====== DATASET ENTRIES ======
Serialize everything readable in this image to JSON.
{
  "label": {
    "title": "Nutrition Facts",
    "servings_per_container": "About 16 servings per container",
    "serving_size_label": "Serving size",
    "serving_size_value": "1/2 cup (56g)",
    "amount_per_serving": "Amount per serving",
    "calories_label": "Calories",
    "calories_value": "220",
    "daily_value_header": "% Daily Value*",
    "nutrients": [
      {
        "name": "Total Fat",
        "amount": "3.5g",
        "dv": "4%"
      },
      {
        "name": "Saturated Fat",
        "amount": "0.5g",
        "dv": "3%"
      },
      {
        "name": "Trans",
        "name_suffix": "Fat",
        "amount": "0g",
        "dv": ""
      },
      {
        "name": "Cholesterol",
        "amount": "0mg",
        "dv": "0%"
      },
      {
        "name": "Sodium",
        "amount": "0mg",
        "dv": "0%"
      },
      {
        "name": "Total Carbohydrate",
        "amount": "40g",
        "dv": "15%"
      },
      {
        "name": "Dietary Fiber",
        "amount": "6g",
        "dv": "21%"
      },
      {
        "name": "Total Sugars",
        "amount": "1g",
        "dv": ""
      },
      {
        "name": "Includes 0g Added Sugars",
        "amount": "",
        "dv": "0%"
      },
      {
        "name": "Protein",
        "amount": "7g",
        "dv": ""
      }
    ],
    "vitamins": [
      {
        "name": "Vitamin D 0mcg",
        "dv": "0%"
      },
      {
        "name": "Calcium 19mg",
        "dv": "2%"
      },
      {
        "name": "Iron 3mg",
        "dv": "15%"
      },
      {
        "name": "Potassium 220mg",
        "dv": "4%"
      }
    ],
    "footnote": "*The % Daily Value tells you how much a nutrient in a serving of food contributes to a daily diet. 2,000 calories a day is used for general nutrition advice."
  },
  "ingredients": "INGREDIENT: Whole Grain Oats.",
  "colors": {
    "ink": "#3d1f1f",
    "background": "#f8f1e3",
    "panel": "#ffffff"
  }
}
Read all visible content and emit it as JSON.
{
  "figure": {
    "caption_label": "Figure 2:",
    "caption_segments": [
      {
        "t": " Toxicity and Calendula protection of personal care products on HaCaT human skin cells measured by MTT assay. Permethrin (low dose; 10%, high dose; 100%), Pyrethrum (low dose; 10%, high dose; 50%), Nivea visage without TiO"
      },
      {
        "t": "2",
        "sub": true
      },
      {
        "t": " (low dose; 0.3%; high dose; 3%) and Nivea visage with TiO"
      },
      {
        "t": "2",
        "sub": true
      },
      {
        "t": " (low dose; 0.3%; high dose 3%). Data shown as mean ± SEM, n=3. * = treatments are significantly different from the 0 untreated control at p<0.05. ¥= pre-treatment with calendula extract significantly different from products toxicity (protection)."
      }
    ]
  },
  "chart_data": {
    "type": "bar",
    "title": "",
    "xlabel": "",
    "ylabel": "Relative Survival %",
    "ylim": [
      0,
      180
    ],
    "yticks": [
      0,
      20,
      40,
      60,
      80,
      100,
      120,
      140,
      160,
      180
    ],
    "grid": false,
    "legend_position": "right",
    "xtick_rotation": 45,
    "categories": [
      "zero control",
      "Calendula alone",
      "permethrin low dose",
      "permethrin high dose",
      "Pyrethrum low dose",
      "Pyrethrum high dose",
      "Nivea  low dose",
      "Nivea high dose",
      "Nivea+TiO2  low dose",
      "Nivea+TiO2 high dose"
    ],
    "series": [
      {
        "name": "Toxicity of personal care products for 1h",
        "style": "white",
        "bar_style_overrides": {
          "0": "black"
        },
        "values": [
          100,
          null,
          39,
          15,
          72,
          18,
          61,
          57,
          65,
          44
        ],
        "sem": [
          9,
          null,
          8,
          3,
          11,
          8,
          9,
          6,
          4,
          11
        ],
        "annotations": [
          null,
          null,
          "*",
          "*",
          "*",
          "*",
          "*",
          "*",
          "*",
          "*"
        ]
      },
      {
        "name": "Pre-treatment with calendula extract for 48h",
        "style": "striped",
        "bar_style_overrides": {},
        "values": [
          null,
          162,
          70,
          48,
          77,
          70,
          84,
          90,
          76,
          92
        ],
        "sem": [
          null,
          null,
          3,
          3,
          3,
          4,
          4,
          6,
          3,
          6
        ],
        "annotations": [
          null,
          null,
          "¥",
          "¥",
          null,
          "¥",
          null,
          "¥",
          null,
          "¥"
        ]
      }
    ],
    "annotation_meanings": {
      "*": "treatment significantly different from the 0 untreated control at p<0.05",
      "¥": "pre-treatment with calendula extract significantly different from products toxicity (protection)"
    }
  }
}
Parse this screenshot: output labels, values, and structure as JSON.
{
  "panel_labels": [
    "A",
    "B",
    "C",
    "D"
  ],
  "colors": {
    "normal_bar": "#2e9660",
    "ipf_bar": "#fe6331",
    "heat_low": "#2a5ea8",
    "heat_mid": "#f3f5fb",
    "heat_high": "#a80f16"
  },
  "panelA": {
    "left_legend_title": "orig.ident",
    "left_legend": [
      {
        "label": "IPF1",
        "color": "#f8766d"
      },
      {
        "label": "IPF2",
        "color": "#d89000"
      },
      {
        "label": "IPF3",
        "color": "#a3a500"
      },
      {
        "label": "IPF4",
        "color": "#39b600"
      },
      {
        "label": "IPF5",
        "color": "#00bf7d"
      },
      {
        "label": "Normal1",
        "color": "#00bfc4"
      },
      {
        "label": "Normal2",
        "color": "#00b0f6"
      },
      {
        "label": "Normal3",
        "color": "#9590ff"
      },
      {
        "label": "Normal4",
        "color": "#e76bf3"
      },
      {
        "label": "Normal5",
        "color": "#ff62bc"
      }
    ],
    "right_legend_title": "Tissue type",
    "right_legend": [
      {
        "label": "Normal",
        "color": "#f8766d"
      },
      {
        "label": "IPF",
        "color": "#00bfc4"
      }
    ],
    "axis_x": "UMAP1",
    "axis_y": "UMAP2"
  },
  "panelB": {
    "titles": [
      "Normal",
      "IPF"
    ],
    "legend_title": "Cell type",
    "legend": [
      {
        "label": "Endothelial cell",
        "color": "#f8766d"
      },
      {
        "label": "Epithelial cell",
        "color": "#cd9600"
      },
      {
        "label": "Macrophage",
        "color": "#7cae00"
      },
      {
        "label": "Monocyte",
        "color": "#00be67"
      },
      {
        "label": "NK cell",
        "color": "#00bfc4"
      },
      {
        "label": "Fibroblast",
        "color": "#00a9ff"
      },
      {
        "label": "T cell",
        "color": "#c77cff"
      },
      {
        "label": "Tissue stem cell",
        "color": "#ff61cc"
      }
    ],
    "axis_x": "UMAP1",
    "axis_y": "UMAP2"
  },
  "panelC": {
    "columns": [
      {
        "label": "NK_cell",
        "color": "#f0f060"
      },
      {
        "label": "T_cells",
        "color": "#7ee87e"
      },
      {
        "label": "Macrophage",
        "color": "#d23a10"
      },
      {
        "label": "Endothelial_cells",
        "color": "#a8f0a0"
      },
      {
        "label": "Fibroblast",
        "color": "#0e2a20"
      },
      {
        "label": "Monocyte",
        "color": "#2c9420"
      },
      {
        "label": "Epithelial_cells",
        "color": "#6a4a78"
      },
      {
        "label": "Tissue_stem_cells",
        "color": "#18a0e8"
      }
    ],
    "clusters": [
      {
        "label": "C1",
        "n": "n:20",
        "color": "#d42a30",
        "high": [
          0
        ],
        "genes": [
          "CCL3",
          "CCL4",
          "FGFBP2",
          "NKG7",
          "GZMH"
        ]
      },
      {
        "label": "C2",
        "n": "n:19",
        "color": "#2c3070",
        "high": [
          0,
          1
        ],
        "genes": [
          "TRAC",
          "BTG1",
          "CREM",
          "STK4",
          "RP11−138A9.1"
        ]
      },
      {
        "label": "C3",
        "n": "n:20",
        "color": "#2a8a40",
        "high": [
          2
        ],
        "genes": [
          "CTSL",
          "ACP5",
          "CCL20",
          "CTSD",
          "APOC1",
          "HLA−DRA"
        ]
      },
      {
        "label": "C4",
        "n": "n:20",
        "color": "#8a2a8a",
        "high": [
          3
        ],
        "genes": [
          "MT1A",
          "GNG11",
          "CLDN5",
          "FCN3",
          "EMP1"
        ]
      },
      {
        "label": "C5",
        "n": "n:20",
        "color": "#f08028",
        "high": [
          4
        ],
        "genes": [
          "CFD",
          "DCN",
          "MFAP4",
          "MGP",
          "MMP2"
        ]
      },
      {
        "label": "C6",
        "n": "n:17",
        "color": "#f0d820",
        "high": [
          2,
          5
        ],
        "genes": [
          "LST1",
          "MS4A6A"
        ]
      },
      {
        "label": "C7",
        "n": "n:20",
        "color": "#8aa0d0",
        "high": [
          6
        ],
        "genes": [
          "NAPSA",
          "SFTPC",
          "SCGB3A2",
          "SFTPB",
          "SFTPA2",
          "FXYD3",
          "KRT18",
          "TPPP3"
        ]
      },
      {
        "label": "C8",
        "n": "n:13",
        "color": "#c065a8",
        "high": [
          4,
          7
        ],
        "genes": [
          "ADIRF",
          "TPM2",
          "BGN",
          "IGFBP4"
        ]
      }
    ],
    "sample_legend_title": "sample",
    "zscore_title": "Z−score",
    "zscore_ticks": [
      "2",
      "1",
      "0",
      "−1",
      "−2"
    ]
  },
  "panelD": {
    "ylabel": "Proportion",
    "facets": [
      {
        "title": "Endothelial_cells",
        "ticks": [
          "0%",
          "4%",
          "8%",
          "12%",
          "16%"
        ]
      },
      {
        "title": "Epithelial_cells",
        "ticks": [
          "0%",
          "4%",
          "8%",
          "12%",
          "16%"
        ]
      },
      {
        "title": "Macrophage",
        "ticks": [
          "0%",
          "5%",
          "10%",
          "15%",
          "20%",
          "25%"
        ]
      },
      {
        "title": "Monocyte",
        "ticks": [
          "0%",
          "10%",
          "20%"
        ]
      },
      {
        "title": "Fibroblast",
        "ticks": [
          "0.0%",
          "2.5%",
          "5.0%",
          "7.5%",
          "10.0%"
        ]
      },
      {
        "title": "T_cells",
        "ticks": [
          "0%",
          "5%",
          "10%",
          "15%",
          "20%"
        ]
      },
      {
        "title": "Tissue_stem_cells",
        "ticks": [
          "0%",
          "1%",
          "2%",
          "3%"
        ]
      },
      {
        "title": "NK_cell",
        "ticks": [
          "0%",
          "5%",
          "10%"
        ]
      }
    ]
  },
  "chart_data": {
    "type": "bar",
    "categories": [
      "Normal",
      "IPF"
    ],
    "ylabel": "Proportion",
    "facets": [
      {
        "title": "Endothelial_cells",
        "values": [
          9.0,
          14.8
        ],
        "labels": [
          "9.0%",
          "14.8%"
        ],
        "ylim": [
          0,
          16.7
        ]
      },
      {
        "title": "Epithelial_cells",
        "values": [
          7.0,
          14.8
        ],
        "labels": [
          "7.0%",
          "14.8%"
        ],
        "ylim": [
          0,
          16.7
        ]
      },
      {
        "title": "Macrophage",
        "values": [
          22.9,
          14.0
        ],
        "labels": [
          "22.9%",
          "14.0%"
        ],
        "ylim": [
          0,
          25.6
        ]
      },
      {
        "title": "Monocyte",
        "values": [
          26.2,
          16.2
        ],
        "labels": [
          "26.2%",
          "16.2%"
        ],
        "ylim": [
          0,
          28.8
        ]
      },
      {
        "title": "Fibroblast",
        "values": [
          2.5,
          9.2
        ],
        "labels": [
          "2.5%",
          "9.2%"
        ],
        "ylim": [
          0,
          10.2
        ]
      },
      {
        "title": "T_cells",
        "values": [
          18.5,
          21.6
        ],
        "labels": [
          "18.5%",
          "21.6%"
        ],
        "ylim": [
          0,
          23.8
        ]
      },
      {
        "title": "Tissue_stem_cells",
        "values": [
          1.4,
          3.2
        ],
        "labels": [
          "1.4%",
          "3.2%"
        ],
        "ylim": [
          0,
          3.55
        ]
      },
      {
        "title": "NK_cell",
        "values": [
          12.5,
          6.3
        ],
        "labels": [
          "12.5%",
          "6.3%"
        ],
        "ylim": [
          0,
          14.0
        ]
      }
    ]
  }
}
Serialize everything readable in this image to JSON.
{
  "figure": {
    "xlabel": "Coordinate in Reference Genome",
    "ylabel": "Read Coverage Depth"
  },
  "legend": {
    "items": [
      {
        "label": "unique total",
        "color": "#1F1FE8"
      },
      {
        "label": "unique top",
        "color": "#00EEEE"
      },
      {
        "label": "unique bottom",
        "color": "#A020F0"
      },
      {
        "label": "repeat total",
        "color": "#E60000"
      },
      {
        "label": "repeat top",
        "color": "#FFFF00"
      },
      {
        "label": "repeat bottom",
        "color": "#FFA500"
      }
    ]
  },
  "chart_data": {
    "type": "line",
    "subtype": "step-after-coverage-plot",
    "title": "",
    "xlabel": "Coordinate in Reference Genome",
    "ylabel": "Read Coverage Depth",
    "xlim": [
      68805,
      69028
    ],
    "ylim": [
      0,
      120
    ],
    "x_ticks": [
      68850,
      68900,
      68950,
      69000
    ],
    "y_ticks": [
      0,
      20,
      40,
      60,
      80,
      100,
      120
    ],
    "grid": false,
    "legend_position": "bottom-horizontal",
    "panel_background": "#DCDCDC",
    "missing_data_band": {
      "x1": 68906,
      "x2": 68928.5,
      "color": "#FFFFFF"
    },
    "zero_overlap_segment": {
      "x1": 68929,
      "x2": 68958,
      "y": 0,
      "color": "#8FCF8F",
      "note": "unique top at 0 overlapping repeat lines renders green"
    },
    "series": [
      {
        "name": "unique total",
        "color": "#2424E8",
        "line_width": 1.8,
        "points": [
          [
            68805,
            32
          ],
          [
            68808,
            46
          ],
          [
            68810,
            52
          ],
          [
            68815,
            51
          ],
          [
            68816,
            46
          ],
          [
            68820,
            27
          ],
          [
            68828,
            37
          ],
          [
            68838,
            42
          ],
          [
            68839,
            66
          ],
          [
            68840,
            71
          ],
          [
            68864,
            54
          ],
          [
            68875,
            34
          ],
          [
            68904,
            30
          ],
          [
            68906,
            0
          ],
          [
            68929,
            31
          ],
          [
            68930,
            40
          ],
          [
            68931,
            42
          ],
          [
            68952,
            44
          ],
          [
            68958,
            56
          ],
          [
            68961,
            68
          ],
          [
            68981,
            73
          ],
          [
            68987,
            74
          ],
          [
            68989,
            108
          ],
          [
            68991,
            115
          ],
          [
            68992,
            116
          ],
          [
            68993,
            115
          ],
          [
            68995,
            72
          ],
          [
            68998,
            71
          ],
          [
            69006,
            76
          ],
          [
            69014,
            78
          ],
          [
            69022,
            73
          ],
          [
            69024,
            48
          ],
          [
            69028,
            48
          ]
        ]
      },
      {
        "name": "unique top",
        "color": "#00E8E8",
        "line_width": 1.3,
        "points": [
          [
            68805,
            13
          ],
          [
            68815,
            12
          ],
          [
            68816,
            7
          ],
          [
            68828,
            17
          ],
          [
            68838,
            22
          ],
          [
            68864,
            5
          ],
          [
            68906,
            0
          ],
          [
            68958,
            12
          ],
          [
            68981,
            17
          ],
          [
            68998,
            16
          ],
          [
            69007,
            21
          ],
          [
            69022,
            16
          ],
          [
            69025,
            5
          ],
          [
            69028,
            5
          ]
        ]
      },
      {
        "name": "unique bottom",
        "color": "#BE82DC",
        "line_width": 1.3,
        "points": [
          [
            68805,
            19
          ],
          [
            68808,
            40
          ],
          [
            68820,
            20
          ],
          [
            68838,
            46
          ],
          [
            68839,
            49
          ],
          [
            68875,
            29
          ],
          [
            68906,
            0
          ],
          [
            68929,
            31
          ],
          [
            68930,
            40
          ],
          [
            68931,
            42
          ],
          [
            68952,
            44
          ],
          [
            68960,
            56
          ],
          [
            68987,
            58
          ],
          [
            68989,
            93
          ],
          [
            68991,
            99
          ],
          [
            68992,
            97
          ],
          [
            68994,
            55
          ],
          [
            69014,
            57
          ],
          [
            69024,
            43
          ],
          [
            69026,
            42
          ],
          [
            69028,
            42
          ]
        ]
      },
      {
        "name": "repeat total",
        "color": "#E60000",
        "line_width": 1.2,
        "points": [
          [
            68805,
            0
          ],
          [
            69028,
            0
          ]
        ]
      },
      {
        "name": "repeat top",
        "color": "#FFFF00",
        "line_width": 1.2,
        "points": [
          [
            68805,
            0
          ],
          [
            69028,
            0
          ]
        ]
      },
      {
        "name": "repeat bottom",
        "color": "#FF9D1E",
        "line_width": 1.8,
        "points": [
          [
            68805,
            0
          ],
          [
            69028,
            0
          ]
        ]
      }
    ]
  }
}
======
Your reply must consist solely of the count of lines in the listing above that hold the string "Depth".

2